• Objective:
Return the whole listing, keeping every character the same.

# Start of Records to use

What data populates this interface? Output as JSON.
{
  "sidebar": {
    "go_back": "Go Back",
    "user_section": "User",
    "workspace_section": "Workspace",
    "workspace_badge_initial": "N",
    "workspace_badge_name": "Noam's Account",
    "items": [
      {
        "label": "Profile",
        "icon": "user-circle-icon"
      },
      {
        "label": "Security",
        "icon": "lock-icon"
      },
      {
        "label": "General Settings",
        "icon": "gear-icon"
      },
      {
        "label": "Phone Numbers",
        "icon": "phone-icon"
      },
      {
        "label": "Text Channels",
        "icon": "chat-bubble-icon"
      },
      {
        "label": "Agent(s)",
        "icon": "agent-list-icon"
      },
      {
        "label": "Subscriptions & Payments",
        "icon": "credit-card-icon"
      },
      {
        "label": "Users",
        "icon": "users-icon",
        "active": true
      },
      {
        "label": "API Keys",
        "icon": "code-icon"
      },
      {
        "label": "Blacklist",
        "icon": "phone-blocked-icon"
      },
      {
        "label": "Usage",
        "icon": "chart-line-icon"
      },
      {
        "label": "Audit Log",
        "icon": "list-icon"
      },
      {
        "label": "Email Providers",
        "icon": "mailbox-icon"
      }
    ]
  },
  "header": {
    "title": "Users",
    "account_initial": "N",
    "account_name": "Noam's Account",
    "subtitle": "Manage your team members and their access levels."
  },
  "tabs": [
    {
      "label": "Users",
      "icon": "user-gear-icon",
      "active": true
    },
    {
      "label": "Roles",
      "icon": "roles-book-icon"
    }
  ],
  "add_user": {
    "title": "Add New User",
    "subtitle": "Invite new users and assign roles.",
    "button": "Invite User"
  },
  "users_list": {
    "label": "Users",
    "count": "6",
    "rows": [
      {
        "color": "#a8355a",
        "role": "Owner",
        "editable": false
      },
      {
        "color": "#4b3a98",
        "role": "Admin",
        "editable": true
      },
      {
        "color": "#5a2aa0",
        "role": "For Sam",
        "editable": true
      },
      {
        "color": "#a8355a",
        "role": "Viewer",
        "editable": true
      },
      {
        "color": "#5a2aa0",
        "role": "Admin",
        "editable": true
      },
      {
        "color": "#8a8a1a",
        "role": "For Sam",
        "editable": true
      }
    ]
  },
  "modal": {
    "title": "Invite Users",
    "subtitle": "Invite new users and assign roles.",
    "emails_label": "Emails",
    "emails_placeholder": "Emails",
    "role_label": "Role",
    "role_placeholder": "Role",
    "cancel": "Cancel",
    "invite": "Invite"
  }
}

# End of Records to use

• Output for this exercise:
What data populates this interface? Output as JSON.
{
  "sidebar": {
    "go_back": "Go Back",
    "user_section": "User",
    "workspace_section": "Workspace",
    "workspace_badge_initial": "N",
    "workspace_badge_name": "Noam's Account",
    "items": [
      {
        "label": "Profile",
        "icon": "user-circle-icon"
      },
      {
        "label": "Security",
        "icon": "lock-icon"
      },
      {
        "label": "General Settings",
        "icon": "gear-icon"
      },
      {
        "label": "Phone Numbers",
        "icon": "phone-icon"
      },
      {
        "label": "Text Channels",
        "icon": "chat-bubble-icon"
      },
      {
        "label": "Agent(s)",
        "icon": "agent-list-icon"
      },
      {
        "label": "Subscriptions & Payments",
        "icon": "credit-card-icon"
      },
      {
        "label": "Users",
        "icon": "users-icon",
        "active": true
      },
      {
        "label": "API Keys",
        "icon": "code-icon"
      },
      {
        "label": "Blacklist",
        "icon": "phone-blocked-icon"
      },
      {
        "label": "Usage",
        "icon": "chart-line-icon"
      },
      {
        "label": "Audit Log",
        "icon": "list-icon"
      },
      {
        "label": "Email Providers",
        "icon": "mailbox-icon"
      }
    ]
  },
  "header": {
    "title": "Users",
    "account_initial": "N",
    "account_name": "Noam's Account",
    "subtitle": "Manage your team members and their access levels."
  },
  "tabs": [
    {
      "label": "Users",
      "icon": "user-gear-icon",
      "active": true
    },
    {
      "label": "Roles",
      "icon": "roles-book-icon"
    }
  ],
  "add_user": {
    "title": "Add New User",
    "subtitle": "Invite new users and assign roles.",
    "button": "Invite User"
  },
  "users_list": {
    "label": "Users",
    "count": "6",
    "rows": [
      {
        "color": "#a8355a",
        "role": "Owner",
        "editable": false
      },
      {
        "color": "#4b3a98",
        "role": "Admin",
        "editable": true
      },
      {
        "color": "#5a2aa0",
        "role": "For Sam",
        "editable": true
      },
      {
        "color": "#a8355a",
        "role": "Viewer",
        "editable": true
      },
      {
        "color": "#5a2aa0",
        "role": "Admin",
        "editable": true
      },
      {
        "color": "#8a8a1a",
        "role": "For Sam",
        "editable": true
      }
    ]
  },
  "modal": {
    "title": "Invite Users",
    "subtitle": "Invite new users and assign roles.",
    "emails_label": "Emails",
    "emails_placeholder": "Emails",
    "role_label": "Role",
    "role_placeholder": "Role",
    "cancel": "Cancel",
    "invite": "Invite"
  }
}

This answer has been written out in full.